_ENTRIES_
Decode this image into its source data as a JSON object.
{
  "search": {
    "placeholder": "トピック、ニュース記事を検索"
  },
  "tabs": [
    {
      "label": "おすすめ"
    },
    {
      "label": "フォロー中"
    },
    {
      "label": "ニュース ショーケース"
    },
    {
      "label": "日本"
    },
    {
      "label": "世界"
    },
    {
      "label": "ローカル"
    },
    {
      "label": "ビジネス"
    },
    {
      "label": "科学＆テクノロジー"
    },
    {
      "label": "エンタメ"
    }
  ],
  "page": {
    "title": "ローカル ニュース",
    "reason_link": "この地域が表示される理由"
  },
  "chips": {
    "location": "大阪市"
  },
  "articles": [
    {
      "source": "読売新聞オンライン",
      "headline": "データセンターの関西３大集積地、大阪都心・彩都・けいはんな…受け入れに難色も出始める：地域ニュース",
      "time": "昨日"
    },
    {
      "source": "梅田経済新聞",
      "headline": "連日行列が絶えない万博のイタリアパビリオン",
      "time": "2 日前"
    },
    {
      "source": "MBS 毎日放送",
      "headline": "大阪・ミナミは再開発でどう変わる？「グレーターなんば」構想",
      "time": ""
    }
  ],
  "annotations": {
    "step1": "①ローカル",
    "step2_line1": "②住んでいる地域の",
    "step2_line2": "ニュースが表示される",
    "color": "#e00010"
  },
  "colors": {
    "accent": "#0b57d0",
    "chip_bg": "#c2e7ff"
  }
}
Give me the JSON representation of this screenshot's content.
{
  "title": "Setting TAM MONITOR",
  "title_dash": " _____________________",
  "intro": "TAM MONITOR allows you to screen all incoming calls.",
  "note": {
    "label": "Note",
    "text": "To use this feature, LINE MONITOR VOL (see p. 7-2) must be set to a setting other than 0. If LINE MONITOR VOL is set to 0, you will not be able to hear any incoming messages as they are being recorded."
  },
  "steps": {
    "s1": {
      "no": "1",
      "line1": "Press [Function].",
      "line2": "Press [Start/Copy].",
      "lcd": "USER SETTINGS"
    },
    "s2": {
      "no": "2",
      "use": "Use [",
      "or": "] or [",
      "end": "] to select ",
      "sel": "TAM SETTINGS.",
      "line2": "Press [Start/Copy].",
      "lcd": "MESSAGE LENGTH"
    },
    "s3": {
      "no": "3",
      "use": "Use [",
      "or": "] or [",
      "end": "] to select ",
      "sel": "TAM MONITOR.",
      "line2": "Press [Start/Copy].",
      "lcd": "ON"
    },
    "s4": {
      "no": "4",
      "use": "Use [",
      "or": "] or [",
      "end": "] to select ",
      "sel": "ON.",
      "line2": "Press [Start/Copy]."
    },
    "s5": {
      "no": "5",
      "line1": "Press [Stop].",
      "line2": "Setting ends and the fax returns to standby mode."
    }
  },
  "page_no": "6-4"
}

_WHAT NEEDS TO BE DONE_
Using the data above, copy each line that contains "this".

_RESULT_
Decode this image into its source data as a JSON object.
Give me the JSON representation of this screenshot's content.
    "text": "To use this feature, LINE MONITOR VOL (see p. 7-2) must be set to a setting other than 0. If LINE MONITOR VOL is set to 0, you will not be able to hear any incoming messages as they are being recorded."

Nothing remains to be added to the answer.